§ WHAT IS BEING ASKED:
Go through the material and write it all out exactly, minus the pictures.

----------

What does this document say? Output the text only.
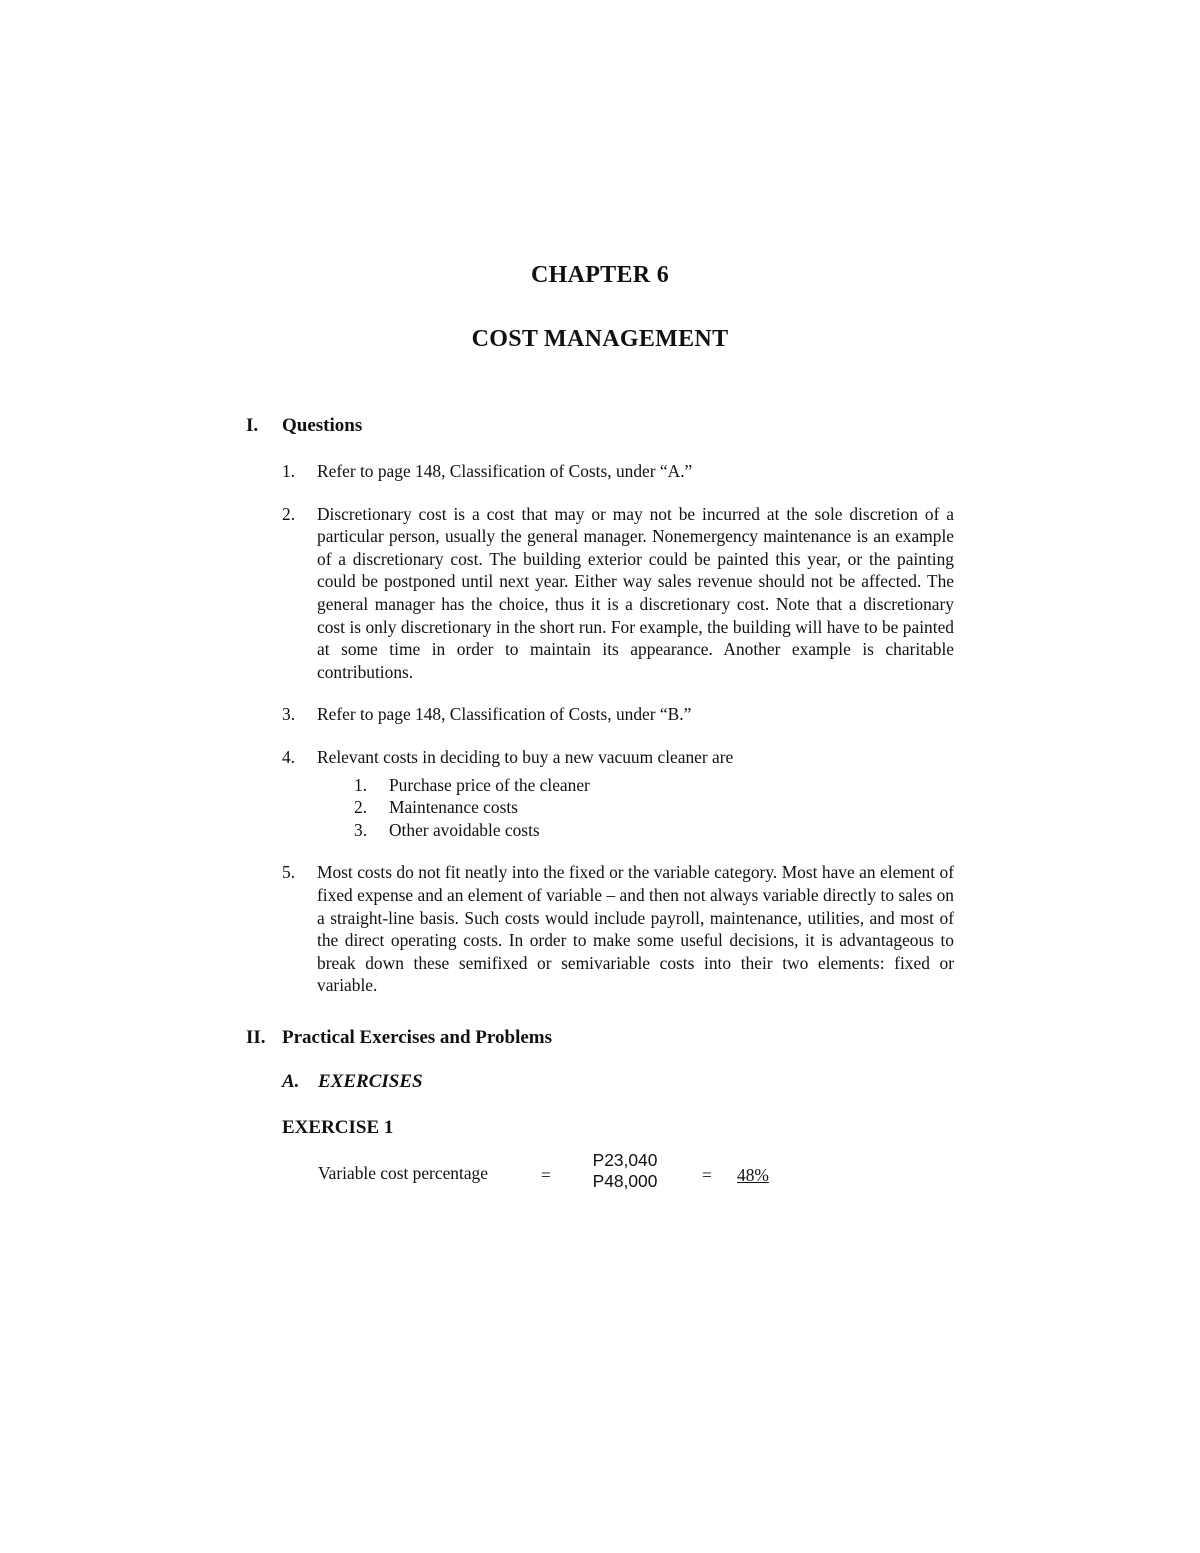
CHAPTER 6
COST MANAGEMENT
I. Questions
1. Refer to page 148, Classification of Costs, under “A.”
2. Discretionary cost is a cost that may or may not be incurred at the sole discretion of a particular person, usually the general manager. Nonemergency maintenance is an example of a discretionary cost. The building exterior could be painted this year, or the painting could be postponed until next year. Either way sales revenue should not be affected. The general manager has the choice, thus it is a discretionary cost. Note that a discretionary cost is only discretionary in the short run. For example, the building will have to be painted at some time in order to maintain its appearance. Another example is charitable contributions.
3. Refer to page 148, Classification of Costs, under “B.”
4. Relevant costs in deciding to buy a new vacuum cleaner are
1. Purchase price of the cleaner
2. Maintenance costs
3. Other avoidable costs
5. Most costs do not fit neatly into the fixed or the variable category. Most have an element of fixed expense and an element of variable – and then not always variable directly to sales on a straight-line basis. Such costs would include payroll, maintenance, utilities, and most of the direct operating costs. In order to make some useful decisions, it is advantageous to break down these semifixed or semivariable costs into their two elements: fixed or variable.
II. Practical Exercises and Problems
A. EXERCISES
EXERCISE 1
Variable cost percentage	=
P23,040
P48,000	= 48%
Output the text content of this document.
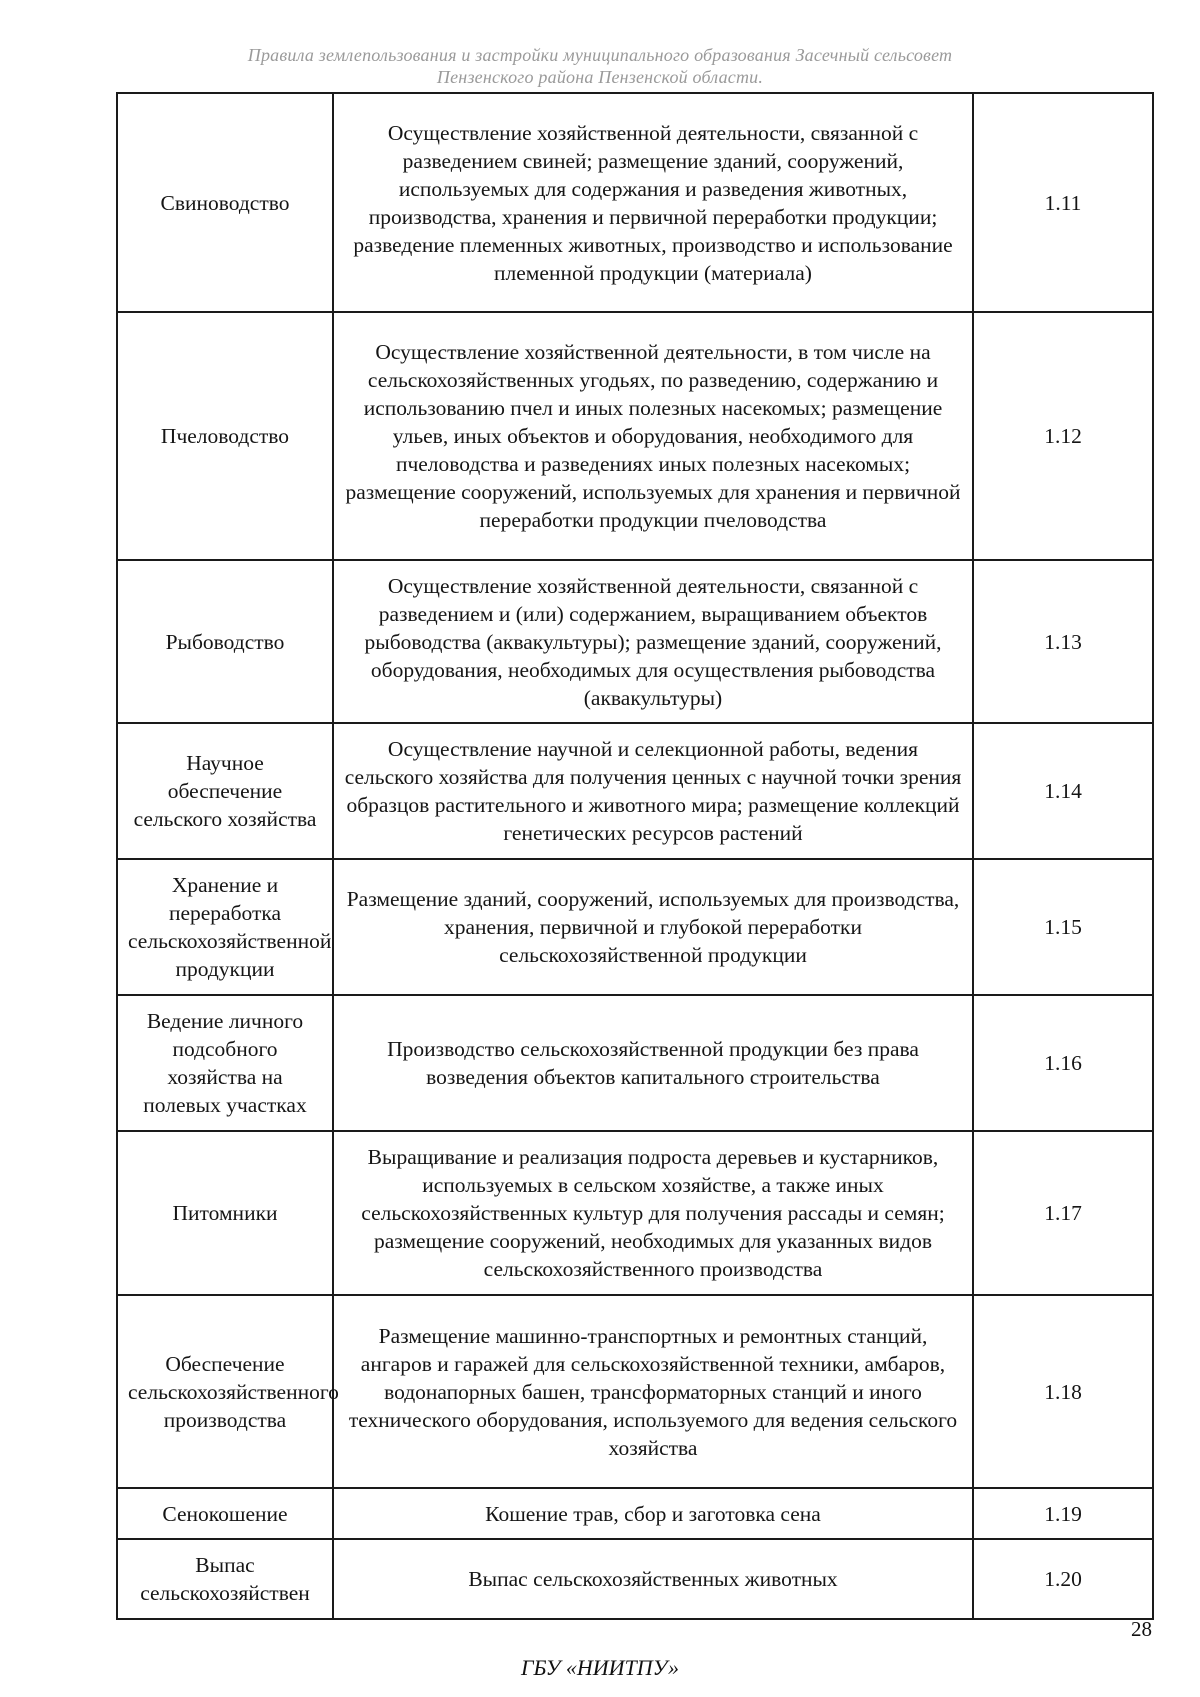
Правила землепользования и застройки муниципального образования Засечный сельсовет
Пензенского района Пензенской области.
Свиноводство	Осуществление хозяйственной деятельности, связанной с разведением свиней; размещение зданий, сооружений, используемых для содержания и разведения животных, производства, хранения и первичной переработки продукции; разведение племенных животных, производство и использование племенной продукции (материала)	1.11
Пчеловодство	Осуществление хозяйственной деятельности, в том числе на сельскохозяйственных угодьях, по разведению, содержанию и использованию пчел и иных полезных насекомых; размещение ульев, иных объектов и оборудования, необходимого для пчеловодства и разведениях иных полезных насекомых; размещение сооружений, используемых для хранения и первичной переработки продукции пчеловодства	1.12
Рыбоводство	Осуществление хозяйственной деятельности, связанной с разведением и (или) содержанием, выращиванием объектов рыбоводства (аквакультуры); размещение зданий, сооружений, оборудования, необходимых для осуществления рыбоводства (аквакультуры)	1.13
Научное обеспечение сельского хозяйства	Осуществление научной и селекционной работы, ведения сельского хозяйства для получения ценных с научной точки зрения образцов растительного и животного мира; размещение коллекций генетических ресурсов растений	1.14
Хранение и переработка сельскохозяйственной продукции	Размещение зданий, сооружений, используемых для производства, хранения, первичной и глубокой переработки сельскохозяйственной продукции	1.15
Ведение личного подсобного хозяйства на полевых участках	Производство сельскохозяйственной продукции без права возведения объектов капитального строительства	1.16
Питомники	Выращивание и реализация подроста деревьев и кустарников, используемых в сельском хозяйстве, а также иных сельскохозяйственных культур для получения рассады и семян; размещение сооружений, необходимых для указанных видов сельскохозяйственного производства	1.17
Обеспечение сельскохозяйственного производства	Размещение машинно-транспортных и ремонтных станций, ангаров и гаражей для сельскохозяйственной техники, амбаров, водонапорных башен, трансформаторных станций и иного технического оборудования, используемого для ведения сельского хозяйства	1.18
Сенокошение	Кошение трав, сбор и заготовка сена	1.19
Выпас сельскохозяйствен	Выпас сельскохозяйственных животных	1.20
28
ГБУ «НИИТПУ»
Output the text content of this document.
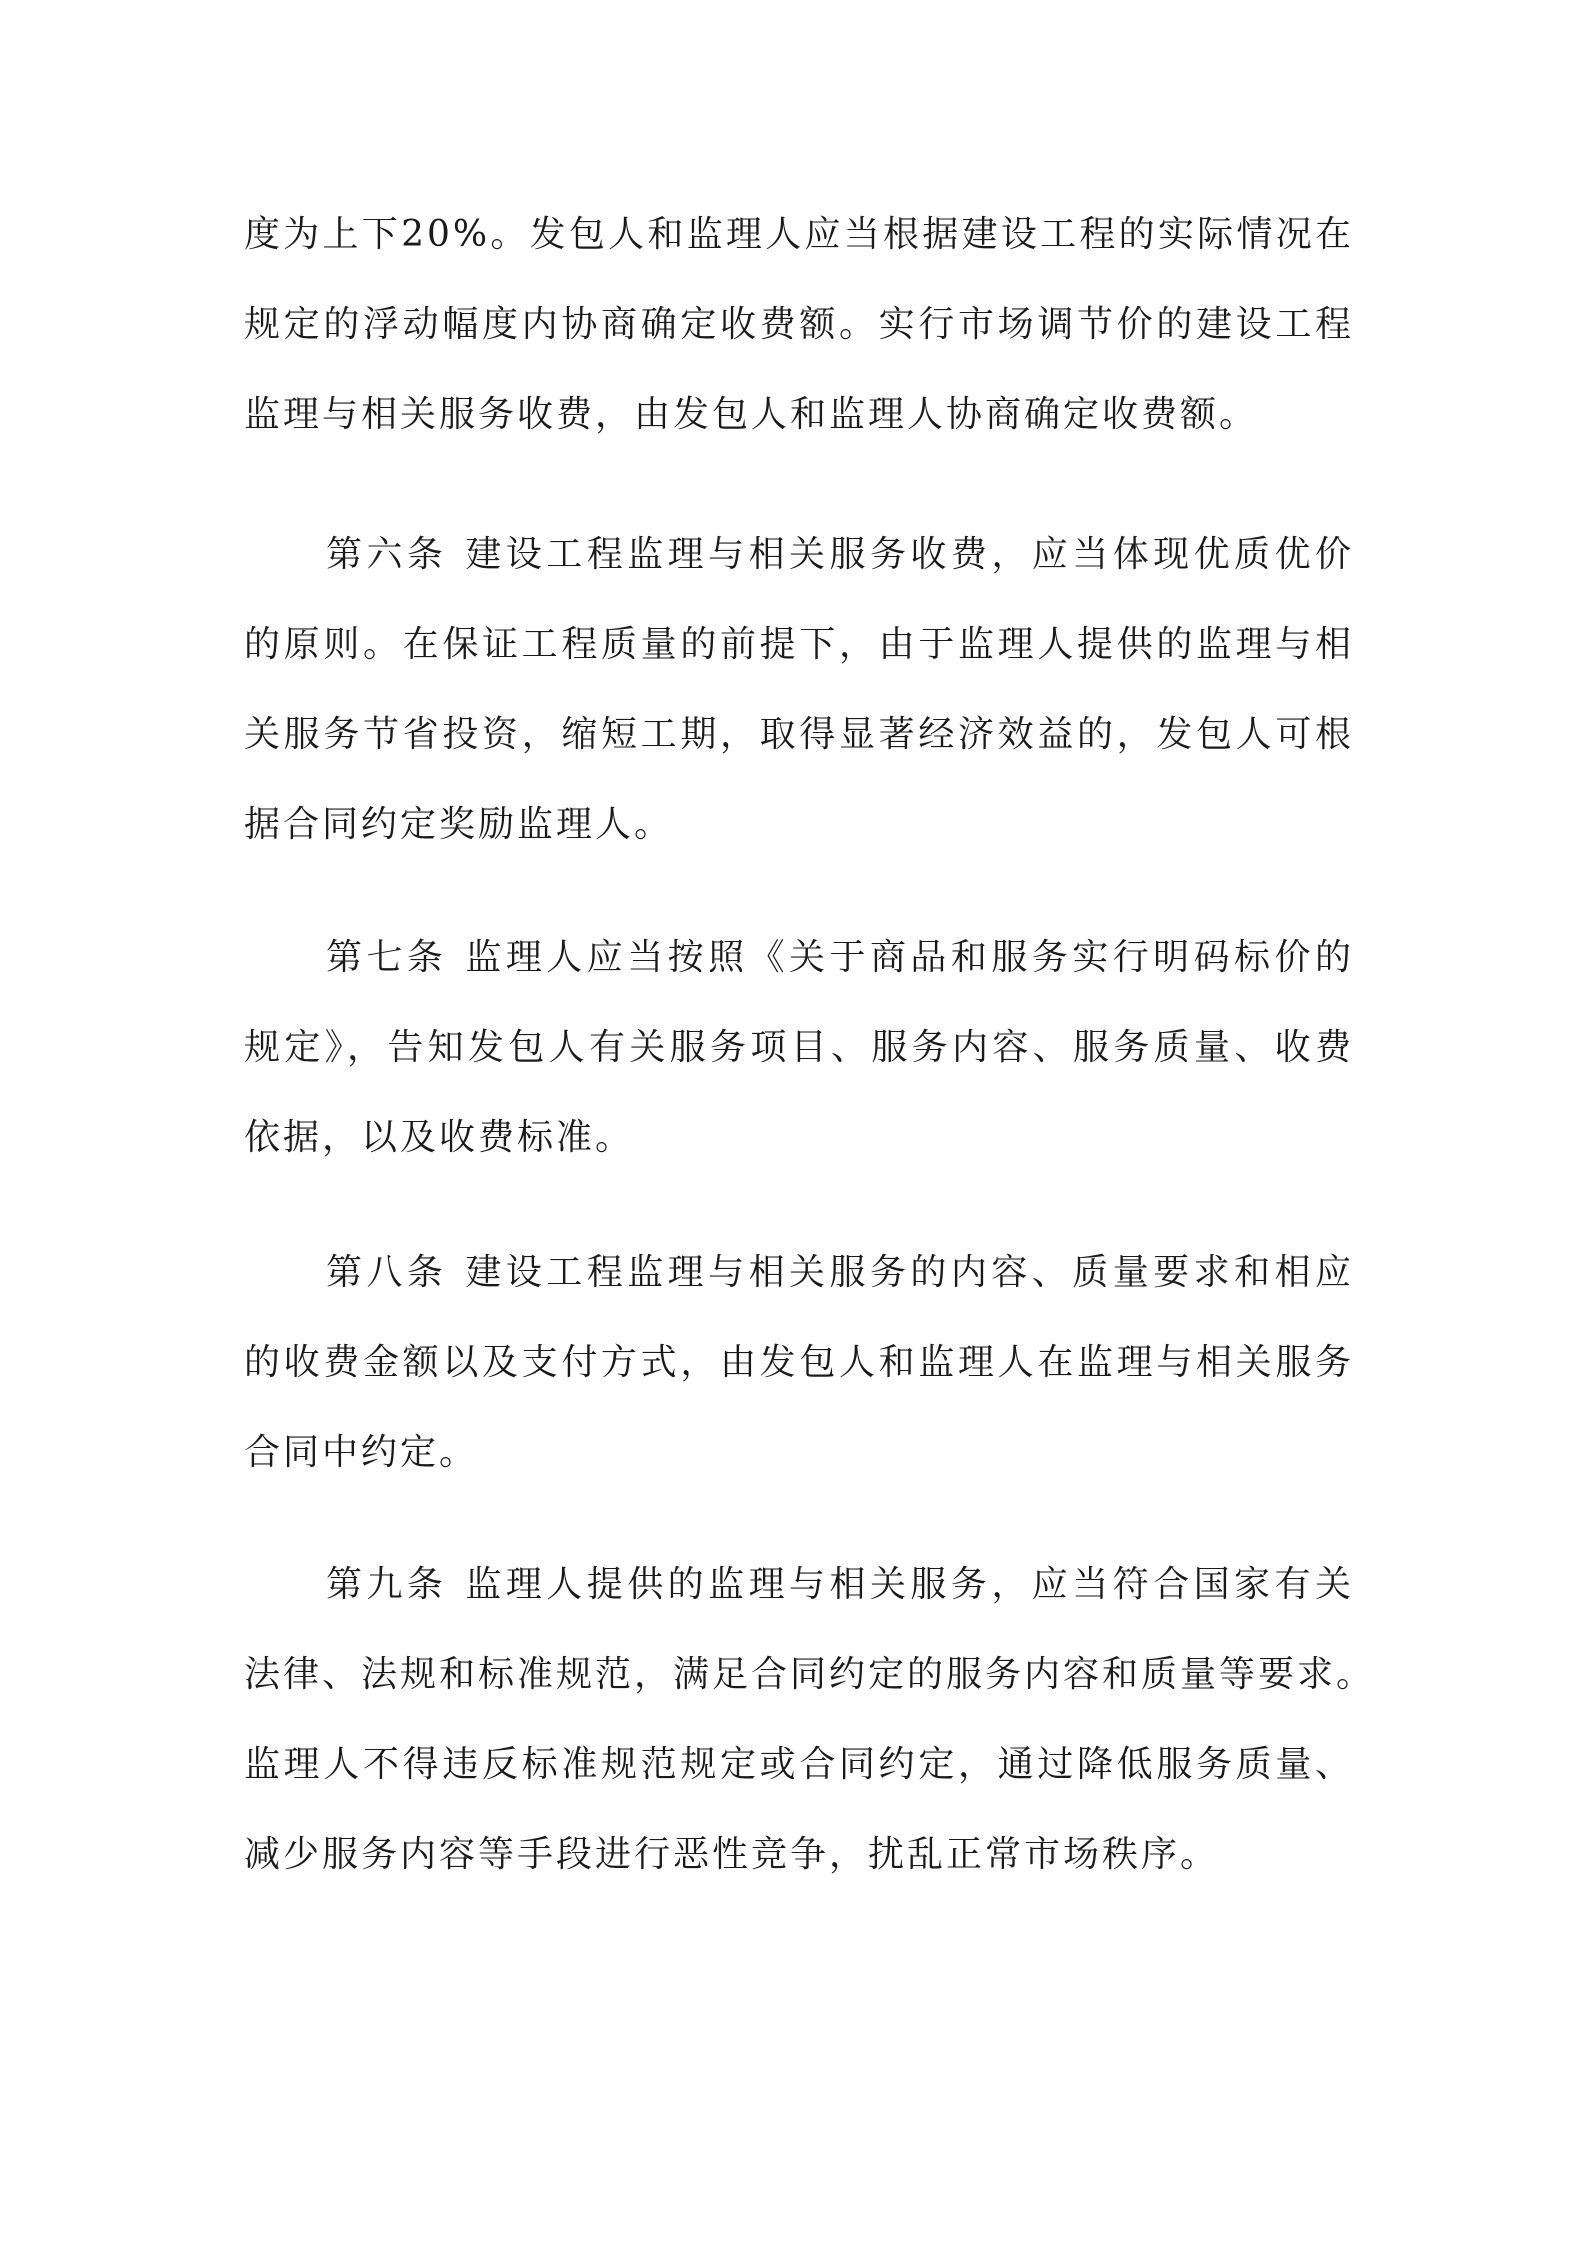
度为上下20%。发包人和监理人应当根据建设工程的实际情况在
规定的浮动幅度内协商确定收费额。实行市场调节价的建设工程
监理与相关服务收费，由发包人和监理人协商确定收费额。
第六条 建设工程监理与相关服务收费，应当体现优质优价
的原则。在保证工程质量的前提下，由于监理人提供的监理与相
关服务节省投资，缩短工期，取得显著经济效益的，发包人可根
据合同约定奖励监理人。
第七条 监理人应当按照《关于商品和服务实行明码标价的
规定》，告知发包人有关服务项目、服务内容、服务质量、收费
依据，以及收费标准。
第八条 建设工程监理与相关服务的内容、质量要求和相应
的收费金额以及支付方式，由发包人和监理人在监理与相关服务
合同中约定。
第九条 监理人提供的监理与相关服务，应当符合国家有关
法律、法规和标准规范，满足合同约定的服务内容和质量等要求。
监理人不得违反标准规范规定或合同约定，通过降低服务质量、
减少服务内容等手段进行恶性竞争，扰乱正常市场秩序。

----------

§ RESPONSE TO THIS TASK:
What does this document say? Output the text only.
CHAPTER 6
COST MANAGEMENT
I. Questions
1. Refer to page 148, Classification of Costs, under “A.”
2. Discretionary cost is a cost that may or may not be incurred at the sole discretion of a particular person, usually the general manager. Nonemergency maintenance is an example of a discretionary cost. The building exterior could be painted this year, or the painting could be postponed until next year. Either way sales revenue should not be affected. The general manager has the choice, thus it is a discretionary cost. Note that a discretionary cost is only discretionary in the short run. For example, the building will have to be painted at some time in order to maintain its appearance. Another example is charitable contributions.
3. Refer to page 148, Classification of Costs, under “B.”
4. Relevant costs in deciding to buy a new vacuum cleaner are
1. Purchase price of the cleaner
2. Maintenance costs
3. Other avoidable costs
5. Most costs do not fit neatly into the fixed or the variable category. Most have an element of fixed expense and an element of variable – and then not always variable directly to sales on a straight-line basis. Such costs would include payroll, maintenance, utilities, and most of the direct operating costs. In order to make some useful decisions, it is advantageous to break down these semifixed or semivariable costs into their two elements: fixed or variable.
II. Practical Exercises and Problems
A. EXERCISES
EXERCISE 1
Variable cost percentage	=
P23,040
P48,000	= 48%
Output the text content of this document.
Правила землепользования и застройки муниципального образования Засечный сельсовет
Пензенского района Пензенской области.
Свиноводство	Осуществление хозяйственной деятельности, связанной с разведением свиней; размещение зданий, сооружений, используемых для содержания и разведения животных, производства, хранения и первичной переработки продукции; разведение племенных животных, производство и использование племенной продукции (материала)	1.11
Пчеловодство	Осуществление хозяйственной деятельности, в том числе на сельскохозяйственных угодьях, по разведению, содержанию и использованию пчел и иных полезных насекомых; размещение ульев, иных объектов и оборудования, необходимого для пчеловодства и разведениях иных полезных насекомых; размещение сооружений, используемых для хранения и первичной переработки продукции пчеловодства	1.12
Рыбоводство	Осуществление хозяйственной деятельности, связанной с разведением и (или) содержанием, выращиванием объектов рыбоводства (аквакультуры); размещение зданий, сооружений, оборудования, необходимых для осуществления рыбоводства (аквакультуры)	1.13
Научное обеспечение сельского хозяйства	Осуществление научной и селекционной работы, ведения сельского хозяйства для получения ценных с научной точки зрения образцов растительного и животного мира; размещение коллекций генетических ресурсов растений	1.14
Хранение и переработка сельскохозяйственной продукции	Размещение зданий, сооружений, используемых для производства, хранения, первичной и глубокой переработки сельскохозяйственной продукции	1.15
Ведение личного подсобного хозяйства на полевых участках	Производство сельскохозяйственной продукции без права возведения объектов капитального строительства	1.16
Питомники	Выращивание и реализация подроста деревьев и кустарников, используемых в сельском хозяйстве, а также иных сельскохозяйственных культур для получения рассады и семян; размещение сооружений, необходимых для указанных видов сельскохозяйственного производства	1.17
Обеспечение сельскохозяйственного производства	Размещение машинно-транспортных и ремонтных станций, ангаров и гаражей для сельскохозяйственной техники, амбаров, водонапорных башен, трансформаторных станций и иного технического оборудования, используемого для ведения сельского хозяйства	1.18
Сенокошение	Кошение трав, сбор и заготовка сена	1.19
Выпас сельскохозяйствен	Выпас сельскохозяйственных животных	1.20
28
ГБУ «НИИТПУ»
Output the text content of this document.
度为上下20%。发包人和监理人应当根据建设工程的实际情况在
规定的浮动幅度内协商确定收费额。实行市场调节价的建设工程
监理与相关服务收费，由发包人和监理人协商确定收费额。
第六条 建设工程监理与相关服务收费，应当体现优质优价
的原则。在保证工程质量的前提下，由于监理人提供的监理与相
关服务节省投资，缩短工期，取得显著经济效益的，发包人可根
据合同约定奖励监理人。
第七条 监理人应当按照《关于商品和服务实行明码标价的
规定》，告知发包人有关服务项目、服务内容、服务质量、收费
依据，以及收费标准。
第八条 建设工程监理与相关服务的内容、质量要求和相应
的收费金额以及支付方式，由发包人和监理人在监理与相关服务
合同中约定。
第九条 监理人提供的监理与相关服务，应当符合国家有关
法律、法规和标准规范，满足合同约定的服务内容和质量等要求。
监理人不得违反标准规范规定或合同约定，通过降低服务质量、
减少服务内容等手段进行恶性竞争，扰乱正常市场秩序。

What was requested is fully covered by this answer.